Render the following material again verbatim, leaving nothing out.

▶ _EXERCISE DATA_
** begin **

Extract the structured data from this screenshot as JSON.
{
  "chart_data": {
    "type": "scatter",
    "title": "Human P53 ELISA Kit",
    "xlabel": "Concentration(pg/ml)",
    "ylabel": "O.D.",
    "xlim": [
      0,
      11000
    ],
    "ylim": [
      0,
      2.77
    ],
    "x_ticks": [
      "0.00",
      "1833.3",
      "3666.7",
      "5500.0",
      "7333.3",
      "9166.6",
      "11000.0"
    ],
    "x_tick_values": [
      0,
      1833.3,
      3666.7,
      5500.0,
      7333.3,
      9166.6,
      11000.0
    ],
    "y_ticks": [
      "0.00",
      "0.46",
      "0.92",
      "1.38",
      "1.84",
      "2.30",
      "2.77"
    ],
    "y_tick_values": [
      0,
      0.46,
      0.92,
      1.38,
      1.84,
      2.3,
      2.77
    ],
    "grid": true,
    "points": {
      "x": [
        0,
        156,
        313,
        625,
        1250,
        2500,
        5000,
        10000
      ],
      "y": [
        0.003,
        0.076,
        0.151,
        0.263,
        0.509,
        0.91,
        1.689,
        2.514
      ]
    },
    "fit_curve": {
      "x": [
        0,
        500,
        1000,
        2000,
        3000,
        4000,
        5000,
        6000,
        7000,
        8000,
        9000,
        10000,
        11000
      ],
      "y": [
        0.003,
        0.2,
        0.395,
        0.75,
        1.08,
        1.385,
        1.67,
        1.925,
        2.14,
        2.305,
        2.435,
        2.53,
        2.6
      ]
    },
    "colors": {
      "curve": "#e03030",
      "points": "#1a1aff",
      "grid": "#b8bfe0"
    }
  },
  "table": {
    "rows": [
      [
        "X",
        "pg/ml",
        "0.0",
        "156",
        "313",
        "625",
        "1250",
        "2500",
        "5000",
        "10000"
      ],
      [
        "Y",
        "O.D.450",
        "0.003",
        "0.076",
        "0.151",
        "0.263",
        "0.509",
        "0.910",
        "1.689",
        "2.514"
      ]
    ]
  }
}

** end **

▶ _ANSWER TO THIS TASK_
Extract the structured data from this screenshot as JSON.
{
  "chart_data": {
    "type": "scatter",
    "title": "Human P53 ELISA Kit",
    "xlabel": "Concentration(pg/ml)",
    "ylabel": "O.D.",
    "xlim": [
      0,
      11000
    ],
    "ylim": [
      0,
      2.77
    ],
    "x_ticks": [
      "0.00",
      "1833.3",
      "3666.7",
      "5500.0",
      "7333.3",
      "9166.6",
      "11000.0"
    ],
    "x_tick_values": [
      0,
      1833.3,
      3666.7,
      5500.0,
      7333.3,
      9166.6,
      11000.0
    ],
    "y_ticks": [
      "0.00",
      "0.46",
      "0.92",
      "1.38",
      "1.84",
      "2.30",
      "2.77"
    ],
    "y_tick_values": [
      0,
      0.46,
      0.92,
      1.38,
      1.84,
      2.3,
      2.77
    ],
    "grid": true,
    "points": {
      "x": [
        0,
        156,
        313,
        625,
        1250,
        2500,
        5000,
        10000
      ],
      "y": [
        0.003,
        0.076,
        0.151,
        0.263,
        0.509,
        0.91,
        1.689,
        2.514
      ]
    },
    "fit_curve": {
      "x": [
        0,
        500,
        1000,
        2000,
        3000,
        4000,
        5000,
        6000,
        7000,
        8000,
        9000,
        10000,
        11000
      ],
      "y": [
        0.003,
        0.2,
        0.395,
        0.75,
        1.08,
        1.385,
        1.67,
        1.925,
        2.14,
        2.305,
        2.435,
        2.53,
        2.6
      ]
    },
    "colors": {
      "curve": "#e03030",
      "points": "#1a1aff",
      "grid": "#b8bfe0"
    }
  },
  "table": {
    "rows": [
      [
        "X",
        "pg/ml",
        "0.0",
        "156",
        "313",
        "625",
        "1250",
        "2500",
        "5000",
        "10000"
      ],
      [
        "Y",
        "O.D.450",
        "0.003",
        "0.076",
        "0.151",
        "0.263",
        "0.509",
        "0.910",
        "1.689",
        "2.514"
      ]
    ]
  }
}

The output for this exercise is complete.